RECORDS FOR THIS TASK Block Start
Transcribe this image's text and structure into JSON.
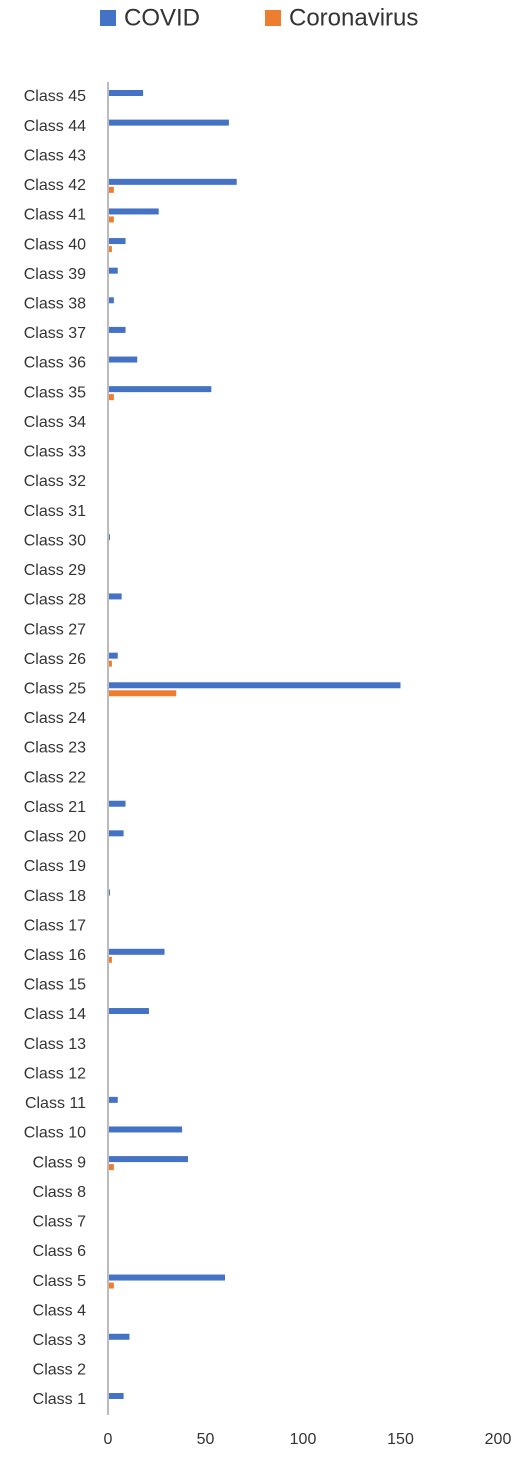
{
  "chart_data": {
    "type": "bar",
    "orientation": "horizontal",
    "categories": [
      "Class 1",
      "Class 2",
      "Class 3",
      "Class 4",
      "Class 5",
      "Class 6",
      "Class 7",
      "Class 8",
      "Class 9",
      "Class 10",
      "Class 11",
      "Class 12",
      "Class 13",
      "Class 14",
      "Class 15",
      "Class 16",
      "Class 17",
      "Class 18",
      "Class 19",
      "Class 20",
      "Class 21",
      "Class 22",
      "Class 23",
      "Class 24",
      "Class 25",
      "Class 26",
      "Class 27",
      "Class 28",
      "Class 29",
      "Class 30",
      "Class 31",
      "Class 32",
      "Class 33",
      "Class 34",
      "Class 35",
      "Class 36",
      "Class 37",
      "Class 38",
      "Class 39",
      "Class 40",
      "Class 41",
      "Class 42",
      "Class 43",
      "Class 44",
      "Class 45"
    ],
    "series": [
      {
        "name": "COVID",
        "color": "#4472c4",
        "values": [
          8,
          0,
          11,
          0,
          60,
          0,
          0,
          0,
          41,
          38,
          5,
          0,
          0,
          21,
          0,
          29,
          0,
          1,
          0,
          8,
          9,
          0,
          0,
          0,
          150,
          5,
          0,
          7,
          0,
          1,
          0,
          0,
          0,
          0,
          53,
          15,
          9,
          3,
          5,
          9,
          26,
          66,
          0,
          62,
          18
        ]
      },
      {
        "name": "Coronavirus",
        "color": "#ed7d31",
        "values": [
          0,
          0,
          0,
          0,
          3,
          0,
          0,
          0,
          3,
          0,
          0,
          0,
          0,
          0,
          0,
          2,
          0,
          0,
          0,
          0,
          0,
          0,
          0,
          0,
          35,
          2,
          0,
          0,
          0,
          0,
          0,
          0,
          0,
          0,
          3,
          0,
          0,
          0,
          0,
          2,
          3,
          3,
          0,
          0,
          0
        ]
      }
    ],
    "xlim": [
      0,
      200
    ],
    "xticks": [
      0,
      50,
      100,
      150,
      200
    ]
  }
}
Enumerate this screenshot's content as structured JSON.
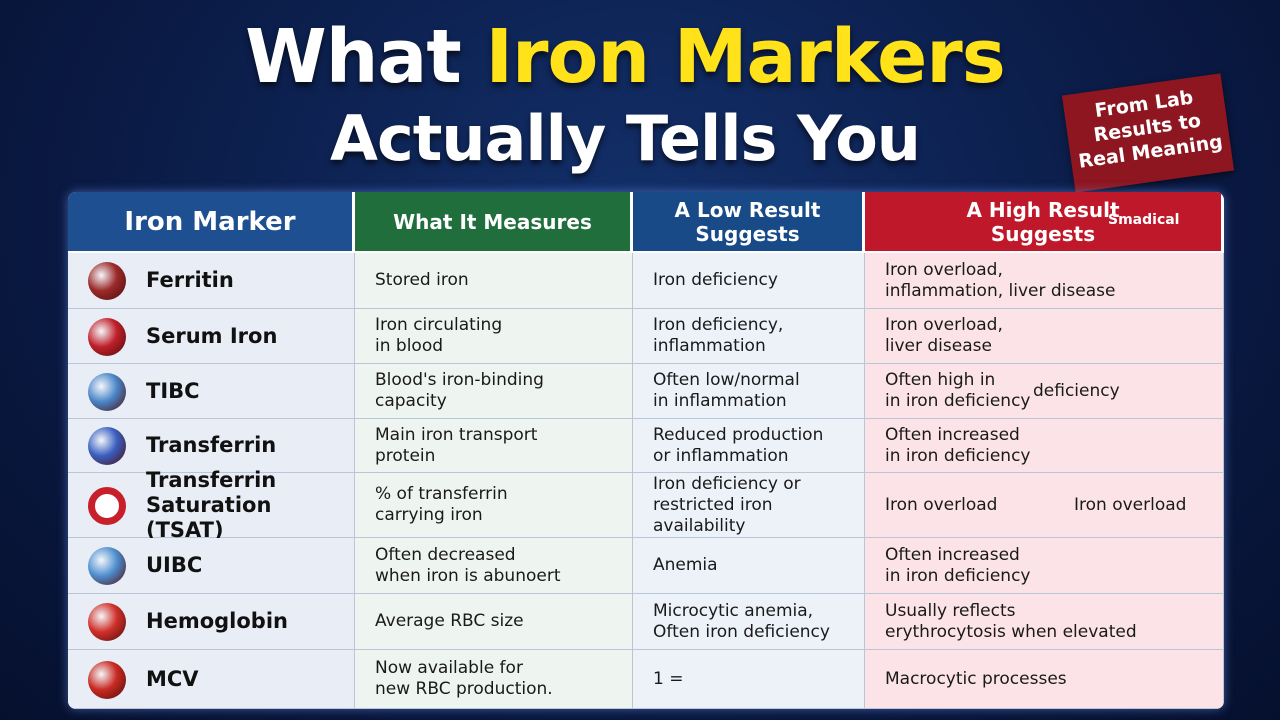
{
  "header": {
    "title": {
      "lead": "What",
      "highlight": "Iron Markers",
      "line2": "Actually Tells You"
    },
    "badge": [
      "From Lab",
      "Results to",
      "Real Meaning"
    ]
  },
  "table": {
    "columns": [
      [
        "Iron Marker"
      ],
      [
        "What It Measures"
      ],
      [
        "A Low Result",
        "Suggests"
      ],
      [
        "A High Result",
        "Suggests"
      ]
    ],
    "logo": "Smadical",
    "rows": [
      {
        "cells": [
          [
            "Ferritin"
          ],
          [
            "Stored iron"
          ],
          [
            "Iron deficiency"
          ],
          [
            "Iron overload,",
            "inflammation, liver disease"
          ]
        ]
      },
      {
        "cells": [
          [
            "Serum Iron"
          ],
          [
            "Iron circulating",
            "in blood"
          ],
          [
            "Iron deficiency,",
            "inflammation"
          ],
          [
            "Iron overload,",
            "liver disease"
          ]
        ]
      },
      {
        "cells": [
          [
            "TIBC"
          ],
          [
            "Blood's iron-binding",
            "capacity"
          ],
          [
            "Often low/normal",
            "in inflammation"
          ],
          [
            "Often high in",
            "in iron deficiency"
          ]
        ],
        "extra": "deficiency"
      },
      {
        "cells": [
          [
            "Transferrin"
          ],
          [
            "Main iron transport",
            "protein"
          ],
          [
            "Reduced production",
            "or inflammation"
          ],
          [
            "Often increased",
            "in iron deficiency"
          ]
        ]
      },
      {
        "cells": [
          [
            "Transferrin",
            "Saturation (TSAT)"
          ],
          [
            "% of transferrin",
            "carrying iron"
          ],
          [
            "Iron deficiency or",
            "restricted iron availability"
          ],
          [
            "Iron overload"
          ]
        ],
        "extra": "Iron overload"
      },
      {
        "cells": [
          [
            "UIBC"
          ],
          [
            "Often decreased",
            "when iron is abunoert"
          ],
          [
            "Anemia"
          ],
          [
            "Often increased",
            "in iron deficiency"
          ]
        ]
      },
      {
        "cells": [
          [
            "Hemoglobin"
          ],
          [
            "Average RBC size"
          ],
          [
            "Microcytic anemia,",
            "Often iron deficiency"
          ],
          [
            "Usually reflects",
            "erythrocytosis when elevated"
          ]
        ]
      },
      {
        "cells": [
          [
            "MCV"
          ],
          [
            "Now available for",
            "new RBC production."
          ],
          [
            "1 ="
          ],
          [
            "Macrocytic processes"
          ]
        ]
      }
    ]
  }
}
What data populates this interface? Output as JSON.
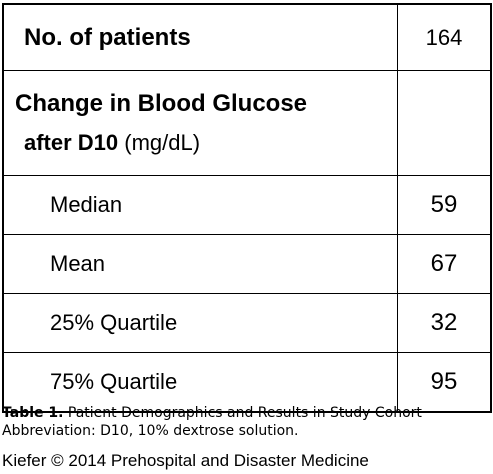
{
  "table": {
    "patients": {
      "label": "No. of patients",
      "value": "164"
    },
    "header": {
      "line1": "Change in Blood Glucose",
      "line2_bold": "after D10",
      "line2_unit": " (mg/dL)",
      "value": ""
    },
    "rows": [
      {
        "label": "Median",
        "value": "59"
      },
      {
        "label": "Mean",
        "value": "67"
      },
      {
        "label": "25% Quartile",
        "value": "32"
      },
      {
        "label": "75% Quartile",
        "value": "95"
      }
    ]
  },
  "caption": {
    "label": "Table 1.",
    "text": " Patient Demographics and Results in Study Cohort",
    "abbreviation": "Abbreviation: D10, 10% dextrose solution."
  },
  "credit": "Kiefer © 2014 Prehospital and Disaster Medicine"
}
RECORDS FOR THIS TASK Block End
RECORDS FOR THIS TASK Block Start
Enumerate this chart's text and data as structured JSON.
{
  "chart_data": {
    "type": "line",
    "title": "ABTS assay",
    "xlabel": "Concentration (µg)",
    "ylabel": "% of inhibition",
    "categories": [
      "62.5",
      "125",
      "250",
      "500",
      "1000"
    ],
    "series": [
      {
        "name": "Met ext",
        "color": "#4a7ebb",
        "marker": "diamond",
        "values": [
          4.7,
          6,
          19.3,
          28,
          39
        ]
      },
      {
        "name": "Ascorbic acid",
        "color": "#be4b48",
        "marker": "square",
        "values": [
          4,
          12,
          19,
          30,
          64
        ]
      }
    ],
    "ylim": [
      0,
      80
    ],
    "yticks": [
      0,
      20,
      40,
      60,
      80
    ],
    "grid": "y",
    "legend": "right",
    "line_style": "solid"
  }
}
RECORDS FOR THIS TASK Block End
RECORDS FOR THIS TASK Block Start
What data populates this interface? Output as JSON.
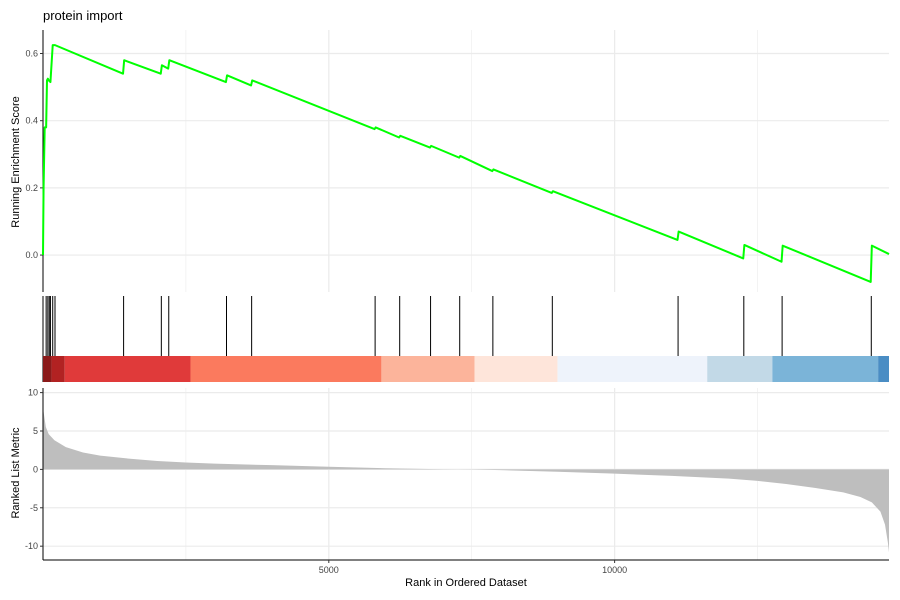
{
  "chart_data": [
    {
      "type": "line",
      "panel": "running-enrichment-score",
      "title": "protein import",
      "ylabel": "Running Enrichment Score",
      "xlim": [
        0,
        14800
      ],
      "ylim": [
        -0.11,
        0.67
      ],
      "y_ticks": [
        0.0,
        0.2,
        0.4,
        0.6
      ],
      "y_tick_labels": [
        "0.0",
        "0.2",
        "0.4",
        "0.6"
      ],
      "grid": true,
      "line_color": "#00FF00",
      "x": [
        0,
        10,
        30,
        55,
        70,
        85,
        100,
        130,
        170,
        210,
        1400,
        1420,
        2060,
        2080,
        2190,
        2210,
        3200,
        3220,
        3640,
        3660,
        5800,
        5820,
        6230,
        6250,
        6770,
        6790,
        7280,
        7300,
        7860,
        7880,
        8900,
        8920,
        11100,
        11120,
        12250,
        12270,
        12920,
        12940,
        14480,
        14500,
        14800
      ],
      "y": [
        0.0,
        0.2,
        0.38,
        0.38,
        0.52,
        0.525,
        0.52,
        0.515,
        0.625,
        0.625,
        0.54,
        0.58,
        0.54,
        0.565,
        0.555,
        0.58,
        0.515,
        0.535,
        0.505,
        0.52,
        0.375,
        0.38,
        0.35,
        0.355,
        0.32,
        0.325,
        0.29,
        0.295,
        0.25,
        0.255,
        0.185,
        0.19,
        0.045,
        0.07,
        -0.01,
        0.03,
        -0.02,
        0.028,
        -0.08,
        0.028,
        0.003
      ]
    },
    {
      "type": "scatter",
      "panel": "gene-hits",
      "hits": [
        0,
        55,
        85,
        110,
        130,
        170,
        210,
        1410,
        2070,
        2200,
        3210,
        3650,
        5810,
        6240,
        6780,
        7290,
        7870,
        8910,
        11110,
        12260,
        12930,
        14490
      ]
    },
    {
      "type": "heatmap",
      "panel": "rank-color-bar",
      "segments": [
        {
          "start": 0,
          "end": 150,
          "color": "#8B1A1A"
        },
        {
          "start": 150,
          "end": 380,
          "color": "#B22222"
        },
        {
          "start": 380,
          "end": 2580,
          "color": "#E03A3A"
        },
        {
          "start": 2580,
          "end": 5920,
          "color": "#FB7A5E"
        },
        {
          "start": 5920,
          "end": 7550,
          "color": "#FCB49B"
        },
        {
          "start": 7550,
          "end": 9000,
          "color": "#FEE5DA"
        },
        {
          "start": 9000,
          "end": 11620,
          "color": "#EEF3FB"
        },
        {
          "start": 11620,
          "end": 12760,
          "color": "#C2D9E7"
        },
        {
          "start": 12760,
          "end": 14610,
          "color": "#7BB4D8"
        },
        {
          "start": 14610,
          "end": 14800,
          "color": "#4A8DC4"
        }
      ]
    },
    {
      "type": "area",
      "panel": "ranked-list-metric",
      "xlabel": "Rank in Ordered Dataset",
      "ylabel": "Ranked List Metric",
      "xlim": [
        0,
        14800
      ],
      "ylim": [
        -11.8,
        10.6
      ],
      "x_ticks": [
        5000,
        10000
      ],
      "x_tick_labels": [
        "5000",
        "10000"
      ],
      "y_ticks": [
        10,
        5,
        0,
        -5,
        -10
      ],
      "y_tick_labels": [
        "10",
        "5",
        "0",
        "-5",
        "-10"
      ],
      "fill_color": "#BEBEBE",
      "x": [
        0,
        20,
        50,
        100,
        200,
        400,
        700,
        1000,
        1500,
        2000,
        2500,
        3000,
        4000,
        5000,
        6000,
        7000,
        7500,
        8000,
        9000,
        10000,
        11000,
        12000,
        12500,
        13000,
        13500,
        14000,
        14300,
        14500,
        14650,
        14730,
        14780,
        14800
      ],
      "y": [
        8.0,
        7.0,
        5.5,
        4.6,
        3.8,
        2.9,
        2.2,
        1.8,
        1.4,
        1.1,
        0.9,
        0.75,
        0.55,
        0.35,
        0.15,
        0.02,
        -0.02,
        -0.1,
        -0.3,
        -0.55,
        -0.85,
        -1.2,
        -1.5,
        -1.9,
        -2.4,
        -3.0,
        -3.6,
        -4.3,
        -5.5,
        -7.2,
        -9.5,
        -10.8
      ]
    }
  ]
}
RECORDS FOR THIS TASK Block End
WORK REQUIRED
Your answer should be the number of lines in the records that contain the word "ylabel", with nothing added.

EXERCISE RESPONSE
3